### Stated exercise
List all lines of the data containing the word "time".

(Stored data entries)

************

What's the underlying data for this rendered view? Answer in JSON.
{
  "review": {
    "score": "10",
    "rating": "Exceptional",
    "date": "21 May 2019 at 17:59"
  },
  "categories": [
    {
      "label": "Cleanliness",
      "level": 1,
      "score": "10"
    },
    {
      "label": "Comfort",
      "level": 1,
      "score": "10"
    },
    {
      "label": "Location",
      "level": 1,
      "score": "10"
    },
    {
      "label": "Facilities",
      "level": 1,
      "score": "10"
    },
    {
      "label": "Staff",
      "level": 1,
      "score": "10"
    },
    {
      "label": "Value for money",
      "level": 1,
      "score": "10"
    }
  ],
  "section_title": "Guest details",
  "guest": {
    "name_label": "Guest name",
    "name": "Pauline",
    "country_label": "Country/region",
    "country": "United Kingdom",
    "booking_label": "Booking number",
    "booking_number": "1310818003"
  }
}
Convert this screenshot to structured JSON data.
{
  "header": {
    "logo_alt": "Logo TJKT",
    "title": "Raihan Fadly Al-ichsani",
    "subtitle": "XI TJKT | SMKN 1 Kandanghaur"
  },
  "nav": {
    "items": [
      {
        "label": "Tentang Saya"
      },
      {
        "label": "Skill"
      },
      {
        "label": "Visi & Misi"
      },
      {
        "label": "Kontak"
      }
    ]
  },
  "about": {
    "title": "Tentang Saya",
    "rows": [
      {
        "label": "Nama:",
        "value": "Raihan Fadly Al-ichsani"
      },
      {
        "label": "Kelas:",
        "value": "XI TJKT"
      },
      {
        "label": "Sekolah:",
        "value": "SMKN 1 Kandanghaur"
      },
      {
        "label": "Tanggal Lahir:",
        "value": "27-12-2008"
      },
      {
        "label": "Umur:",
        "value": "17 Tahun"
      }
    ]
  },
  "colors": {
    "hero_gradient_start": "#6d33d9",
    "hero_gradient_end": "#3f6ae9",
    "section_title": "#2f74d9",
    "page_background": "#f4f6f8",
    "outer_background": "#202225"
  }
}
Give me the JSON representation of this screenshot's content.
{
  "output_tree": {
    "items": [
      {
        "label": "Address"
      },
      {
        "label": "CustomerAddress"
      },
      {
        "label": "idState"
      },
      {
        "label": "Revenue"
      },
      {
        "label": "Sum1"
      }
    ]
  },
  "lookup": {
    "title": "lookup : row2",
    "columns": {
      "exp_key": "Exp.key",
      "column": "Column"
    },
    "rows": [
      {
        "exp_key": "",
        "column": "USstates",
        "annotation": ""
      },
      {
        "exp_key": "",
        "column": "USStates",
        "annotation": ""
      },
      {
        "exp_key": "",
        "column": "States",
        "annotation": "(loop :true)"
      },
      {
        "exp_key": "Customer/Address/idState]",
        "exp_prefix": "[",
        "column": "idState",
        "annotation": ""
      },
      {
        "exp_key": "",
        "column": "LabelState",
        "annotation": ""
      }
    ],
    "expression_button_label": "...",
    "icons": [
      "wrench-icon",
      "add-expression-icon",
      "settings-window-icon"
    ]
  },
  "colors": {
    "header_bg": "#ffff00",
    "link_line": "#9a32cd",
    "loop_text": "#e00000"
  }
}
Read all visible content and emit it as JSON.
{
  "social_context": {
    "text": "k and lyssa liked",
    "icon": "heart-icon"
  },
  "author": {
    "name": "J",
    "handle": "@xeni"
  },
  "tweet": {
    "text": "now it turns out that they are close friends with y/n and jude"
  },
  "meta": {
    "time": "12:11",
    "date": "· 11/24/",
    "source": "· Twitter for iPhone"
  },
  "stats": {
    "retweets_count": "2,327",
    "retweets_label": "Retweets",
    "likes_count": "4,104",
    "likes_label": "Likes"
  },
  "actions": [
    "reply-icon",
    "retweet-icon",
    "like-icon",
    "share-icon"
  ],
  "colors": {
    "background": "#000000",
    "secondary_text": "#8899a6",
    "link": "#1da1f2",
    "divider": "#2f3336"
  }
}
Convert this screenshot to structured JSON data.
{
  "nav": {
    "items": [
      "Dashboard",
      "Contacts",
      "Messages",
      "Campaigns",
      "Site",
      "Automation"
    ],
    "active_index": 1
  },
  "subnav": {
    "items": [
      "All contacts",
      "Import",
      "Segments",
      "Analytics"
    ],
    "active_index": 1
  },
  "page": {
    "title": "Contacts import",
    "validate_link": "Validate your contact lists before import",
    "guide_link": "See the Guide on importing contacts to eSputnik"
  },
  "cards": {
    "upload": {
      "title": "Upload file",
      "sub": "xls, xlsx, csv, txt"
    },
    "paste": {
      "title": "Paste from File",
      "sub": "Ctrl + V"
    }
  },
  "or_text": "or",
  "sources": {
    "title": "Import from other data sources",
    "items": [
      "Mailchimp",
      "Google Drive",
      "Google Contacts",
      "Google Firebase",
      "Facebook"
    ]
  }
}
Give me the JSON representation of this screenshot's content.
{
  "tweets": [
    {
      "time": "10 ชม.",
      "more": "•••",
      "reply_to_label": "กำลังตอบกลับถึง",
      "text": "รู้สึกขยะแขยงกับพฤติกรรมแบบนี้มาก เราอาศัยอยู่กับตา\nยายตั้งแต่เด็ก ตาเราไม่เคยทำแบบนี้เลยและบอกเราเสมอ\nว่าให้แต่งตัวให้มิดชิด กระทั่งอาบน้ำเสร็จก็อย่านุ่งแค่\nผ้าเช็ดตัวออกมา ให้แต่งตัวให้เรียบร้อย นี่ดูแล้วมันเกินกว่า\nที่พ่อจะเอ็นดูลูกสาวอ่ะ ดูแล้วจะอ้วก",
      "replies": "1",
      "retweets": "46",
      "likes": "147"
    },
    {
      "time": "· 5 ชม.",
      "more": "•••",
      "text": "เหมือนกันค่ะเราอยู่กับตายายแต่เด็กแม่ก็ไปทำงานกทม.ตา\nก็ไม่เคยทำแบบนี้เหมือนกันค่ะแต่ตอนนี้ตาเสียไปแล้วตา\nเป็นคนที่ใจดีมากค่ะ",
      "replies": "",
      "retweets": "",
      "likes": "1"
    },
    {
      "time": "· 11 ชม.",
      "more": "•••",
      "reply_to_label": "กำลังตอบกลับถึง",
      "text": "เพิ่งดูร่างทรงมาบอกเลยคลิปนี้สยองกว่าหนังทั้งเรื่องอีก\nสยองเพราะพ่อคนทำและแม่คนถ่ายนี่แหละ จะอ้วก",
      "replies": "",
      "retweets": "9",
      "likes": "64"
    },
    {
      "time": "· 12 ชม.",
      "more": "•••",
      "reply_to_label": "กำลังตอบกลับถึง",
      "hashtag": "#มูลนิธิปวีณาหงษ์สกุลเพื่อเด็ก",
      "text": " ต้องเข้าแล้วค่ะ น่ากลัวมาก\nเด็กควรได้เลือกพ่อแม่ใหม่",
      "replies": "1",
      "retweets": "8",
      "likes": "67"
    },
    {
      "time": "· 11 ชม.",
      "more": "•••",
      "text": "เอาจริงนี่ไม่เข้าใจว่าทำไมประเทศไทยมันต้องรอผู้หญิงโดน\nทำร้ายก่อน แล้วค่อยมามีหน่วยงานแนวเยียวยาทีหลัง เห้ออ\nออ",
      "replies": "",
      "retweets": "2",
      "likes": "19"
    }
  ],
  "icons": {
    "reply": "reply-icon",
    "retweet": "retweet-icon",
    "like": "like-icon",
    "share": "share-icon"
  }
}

************

### Task output
    "time": "12:11",
      "time": "10 ชม.",
      "time": "· 5 ชม.",
      "time": "· 11 ชม.",
      "time": "· 12 ชม.",
      "time": "· 11 ชม.",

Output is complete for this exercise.